- **What to do**: Exclude the pictures, then copy all remaining records exactly.

- **Records from a dataset**:

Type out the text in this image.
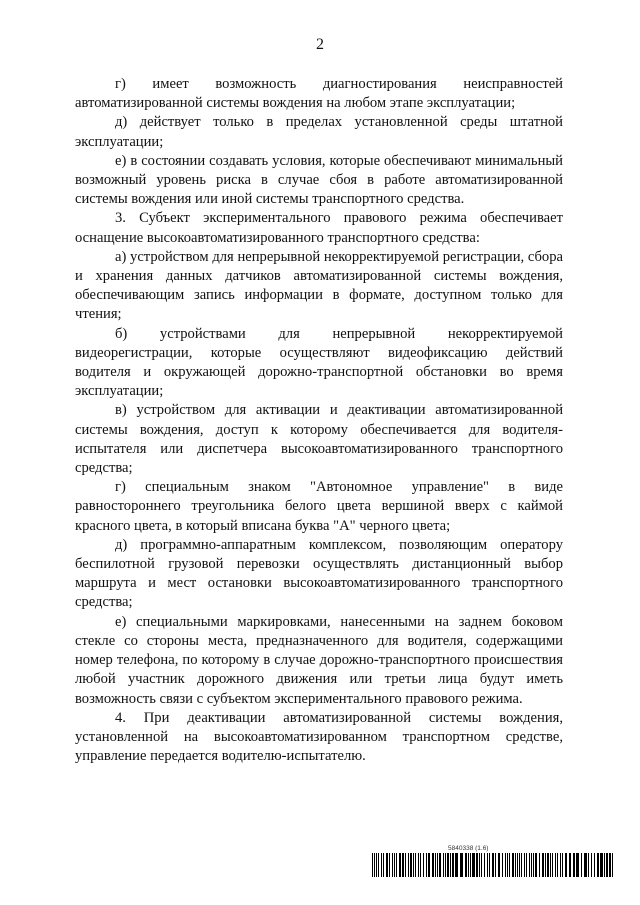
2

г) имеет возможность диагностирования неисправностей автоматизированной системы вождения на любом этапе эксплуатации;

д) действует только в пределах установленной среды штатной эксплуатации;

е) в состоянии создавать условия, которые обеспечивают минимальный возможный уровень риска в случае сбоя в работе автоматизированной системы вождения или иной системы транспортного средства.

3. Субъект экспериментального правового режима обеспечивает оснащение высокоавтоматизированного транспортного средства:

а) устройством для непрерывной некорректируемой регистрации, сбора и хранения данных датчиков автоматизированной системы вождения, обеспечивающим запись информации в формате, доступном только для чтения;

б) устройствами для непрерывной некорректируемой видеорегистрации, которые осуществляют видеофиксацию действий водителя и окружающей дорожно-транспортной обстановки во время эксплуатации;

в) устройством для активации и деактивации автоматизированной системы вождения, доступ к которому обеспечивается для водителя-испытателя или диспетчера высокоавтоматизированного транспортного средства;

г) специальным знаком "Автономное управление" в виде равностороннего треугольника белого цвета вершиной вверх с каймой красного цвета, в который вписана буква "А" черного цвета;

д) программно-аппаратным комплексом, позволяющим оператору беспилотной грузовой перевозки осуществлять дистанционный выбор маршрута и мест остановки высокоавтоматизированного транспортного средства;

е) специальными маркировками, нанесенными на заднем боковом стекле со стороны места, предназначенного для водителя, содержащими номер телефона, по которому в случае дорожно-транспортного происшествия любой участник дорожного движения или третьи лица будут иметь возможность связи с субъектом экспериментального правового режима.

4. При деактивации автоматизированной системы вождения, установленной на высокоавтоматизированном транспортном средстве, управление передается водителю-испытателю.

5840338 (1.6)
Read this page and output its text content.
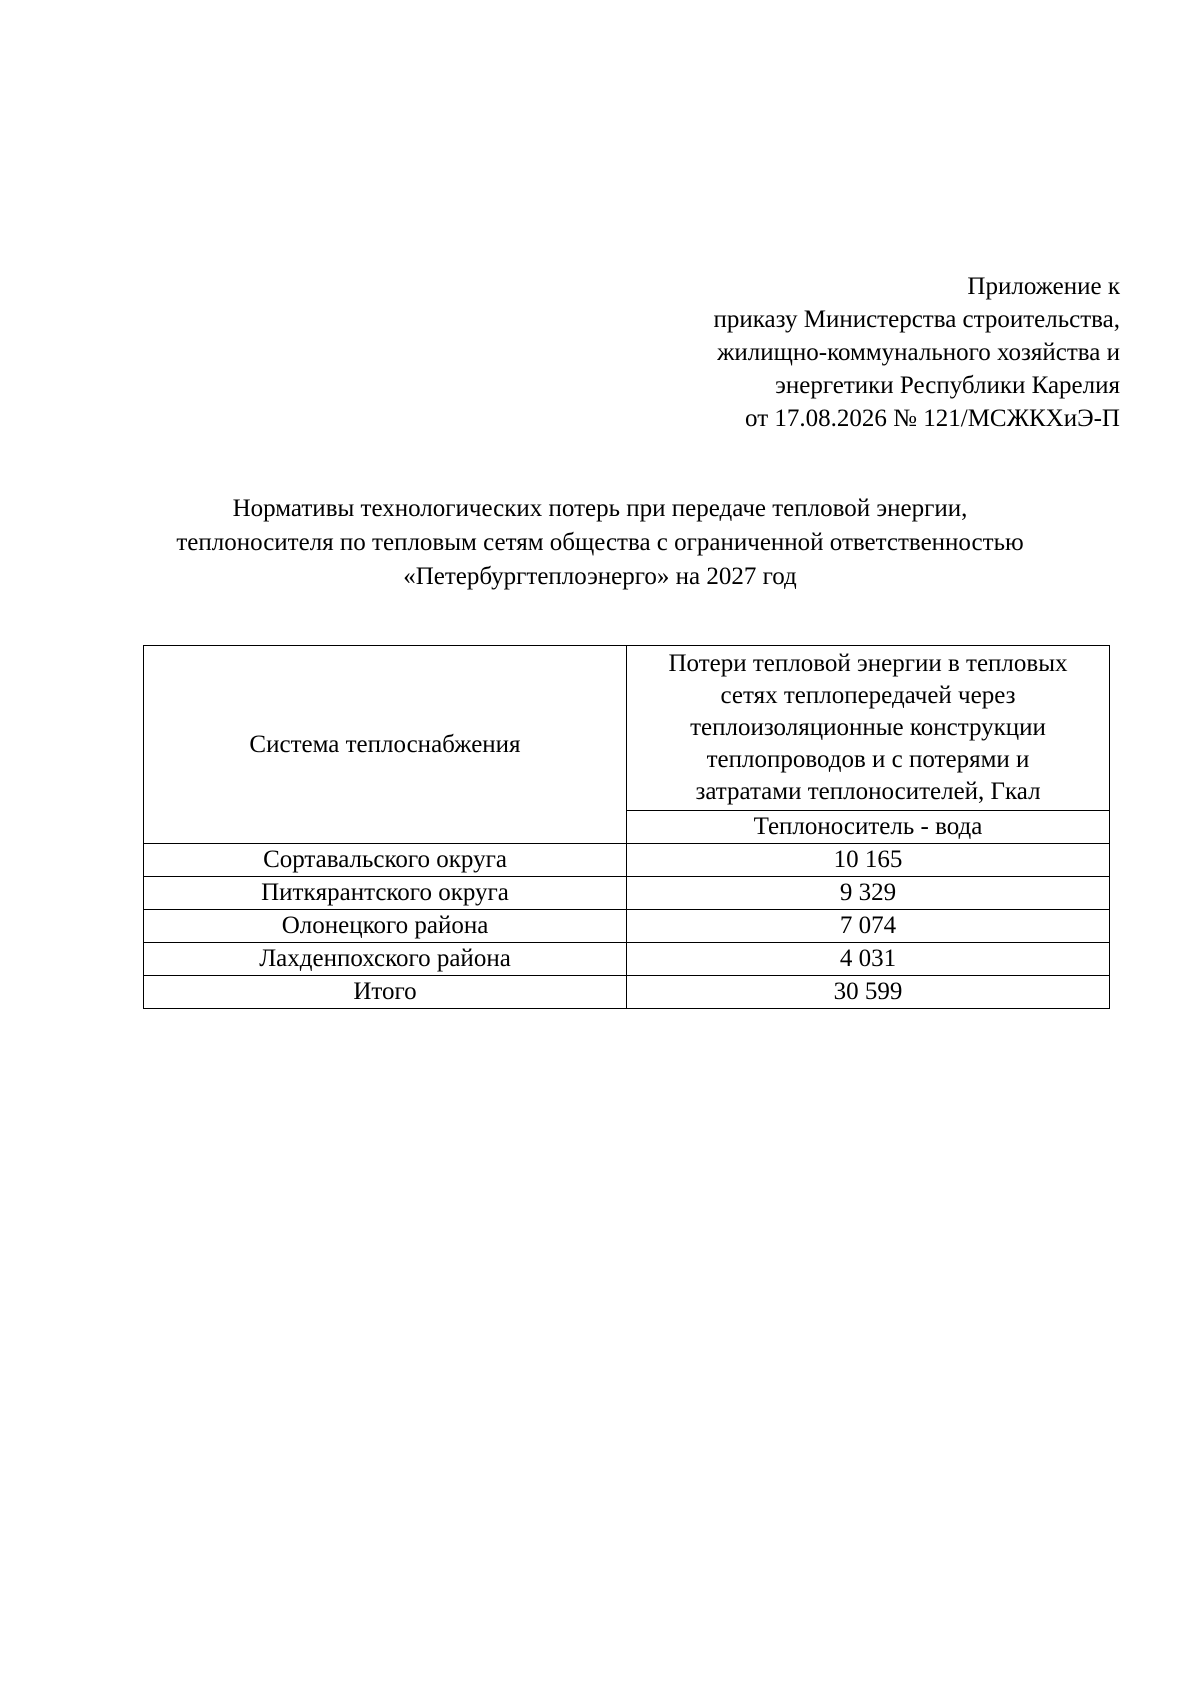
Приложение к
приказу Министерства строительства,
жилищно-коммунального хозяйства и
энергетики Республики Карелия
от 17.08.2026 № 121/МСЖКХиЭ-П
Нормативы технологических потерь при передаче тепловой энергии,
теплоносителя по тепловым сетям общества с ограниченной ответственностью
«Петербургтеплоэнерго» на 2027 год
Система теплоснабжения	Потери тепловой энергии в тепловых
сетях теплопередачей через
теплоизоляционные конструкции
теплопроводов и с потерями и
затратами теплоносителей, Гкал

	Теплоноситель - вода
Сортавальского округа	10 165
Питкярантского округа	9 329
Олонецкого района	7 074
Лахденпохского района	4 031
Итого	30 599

- **Exercise answer**:
Type out the text in this image.
2

г) имеет возможность диагностирования неисправностей автоматизированной системы вождения на любом этапе эксплуатации;

д) действует только в пределах установленной среды штатной эксплуатации;

е) в состоянии создавать условия, которые обеспечивают минимальный возможный уровень риска в случае сбоя в работе автоматизированной системы вождения или иной системы транспортного средства.

3. Субъект экспериментального правового режима обеспечивает оснащение высокоавтоматизированного транспортного средства:

а) устройством для непрерывной некорректируемой регистрации, сбора и хранения данных датчиков автоматизированной системы вождения, обеспечивающим запись информации в формате, доступном только для чтения;

б) устройствами для непрерывной некорректируемой видеорегистрации, которые осуществляют видеофиксацию действий водителя и окружающей дорожно-транспортной обстановки во время эксплуатации;

в) устройством для активации и деактивации автоматизированной системы вождения, доступ к которому обеспечивается для водителя-испытателя или диспетчера высокоавтоматизированного транспортного средства;

г) специальным знаком "Автономное управление" в виде равностороннего треугольника белого цвета вершиной вверх с каймой красного цвета, в который вписана буква "А" черного цвета;

д) программно-аппаратным комплексом, позволяющим оператору беспилотной грузовой перевозки осуществлять дистанционный выбор маршрута и мест остановки высокоавтоматизированного транспортного средства;

е) специальными маркировками, нанесенными на заднем боковом стекле со стороны места, предназначенного для водителя, содержащими номер телефона, по которому в случае дорожно-транспортного происшествия любой участник дорожного движения или третьи лица будут иметь возможность связи с субъектом экспериментального правового режима.

4. При деактивации автоматизированной системы вождения, установленной на высокоавтоматизированном транспортном средстве, управление передается водителю-испытателю.

5840338 (1.6)
Read this page and output its text content.
Приложение к
приказу Министерства строительства,
жилищно-коммунального хозяйства и
энергетики Республики Карелия
от 17.08.2026 № 121/МСЖКХиЭ-П
Нормативы технологических потерь при передаче тепловой энергии,
теплоносителя по тепловым сетям общества с ограниченной ответственностью
«Петербургтеплоэнерго» на 2027 год
Система теплоснабжения	Потери тепловой энергии в тепловых
сетях теплопередачей через
теплоизоляционные конструкции
теплопроводов и с потерями и
затратами теплоносителей, Гкал

	Теплоноситель - вода
Сортавальского округа	10 165
Питкярантского округа	9 329
Олонецкого района	7 074
Лахденпохского района	4 031
Итого	30 599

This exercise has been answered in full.